Records about charts and figures

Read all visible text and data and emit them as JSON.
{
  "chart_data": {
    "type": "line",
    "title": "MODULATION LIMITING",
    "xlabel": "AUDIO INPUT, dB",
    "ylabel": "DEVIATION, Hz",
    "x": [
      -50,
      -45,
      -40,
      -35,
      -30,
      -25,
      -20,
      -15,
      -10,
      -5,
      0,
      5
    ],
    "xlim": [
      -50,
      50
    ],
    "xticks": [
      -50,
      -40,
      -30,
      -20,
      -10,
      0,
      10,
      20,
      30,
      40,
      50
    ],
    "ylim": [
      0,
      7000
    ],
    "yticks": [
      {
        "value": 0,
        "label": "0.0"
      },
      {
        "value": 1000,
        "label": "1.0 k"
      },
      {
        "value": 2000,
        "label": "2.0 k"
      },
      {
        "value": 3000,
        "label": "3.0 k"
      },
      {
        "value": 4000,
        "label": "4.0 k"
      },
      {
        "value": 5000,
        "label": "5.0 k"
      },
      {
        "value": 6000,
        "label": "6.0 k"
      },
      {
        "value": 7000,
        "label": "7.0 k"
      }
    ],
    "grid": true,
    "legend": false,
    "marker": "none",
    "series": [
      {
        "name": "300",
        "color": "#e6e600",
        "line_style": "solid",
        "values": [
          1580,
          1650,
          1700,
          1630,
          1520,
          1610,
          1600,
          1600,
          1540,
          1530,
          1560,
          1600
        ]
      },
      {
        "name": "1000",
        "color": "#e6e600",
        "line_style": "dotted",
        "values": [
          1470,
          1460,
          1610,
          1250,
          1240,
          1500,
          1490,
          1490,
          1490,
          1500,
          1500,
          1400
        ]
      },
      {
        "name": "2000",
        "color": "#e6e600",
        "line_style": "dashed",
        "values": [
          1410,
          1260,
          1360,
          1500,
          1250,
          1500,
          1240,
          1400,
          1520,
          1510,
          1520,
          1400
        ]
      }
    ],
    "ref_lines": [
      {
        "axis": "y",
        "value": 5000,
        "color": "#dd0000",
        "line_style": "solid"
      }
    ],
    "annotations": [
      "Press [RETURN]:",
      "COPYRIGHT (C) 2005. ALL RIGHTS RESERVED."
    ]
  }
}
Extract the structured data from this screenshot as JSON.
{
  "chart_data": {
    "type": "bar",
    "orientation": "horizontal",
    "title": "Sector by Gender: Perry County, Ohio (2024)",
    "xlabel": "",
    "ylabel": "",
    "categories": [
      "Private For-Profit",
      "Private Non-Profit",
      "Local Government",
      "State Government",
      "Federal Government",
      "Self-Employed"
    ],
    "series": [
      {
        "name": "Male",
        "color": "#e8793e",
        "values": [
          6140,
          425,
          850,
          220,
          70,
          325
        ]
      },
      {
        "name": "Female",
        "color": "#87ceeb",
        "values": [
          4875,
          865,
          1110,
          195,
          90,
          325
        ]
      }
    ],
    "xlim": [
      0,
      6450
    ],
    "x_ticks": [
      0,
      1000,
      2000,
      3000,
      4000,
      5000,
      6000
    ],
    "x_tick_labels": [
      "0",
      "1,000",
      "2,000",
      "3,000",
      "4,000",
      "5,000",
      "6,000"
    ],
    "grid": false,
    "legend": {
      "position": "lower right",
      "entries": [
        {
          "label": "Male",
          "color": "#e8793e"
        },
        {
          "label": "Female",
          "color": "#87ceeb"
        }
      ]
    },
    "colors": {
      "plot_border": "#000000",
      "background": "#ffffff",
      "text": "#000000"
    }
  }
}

[Challenge]: Copy all lines of the material above where the string "Private" occurs.

[Result of the exercise]:
      "Private For-Profit",
      "Private Non-Profit",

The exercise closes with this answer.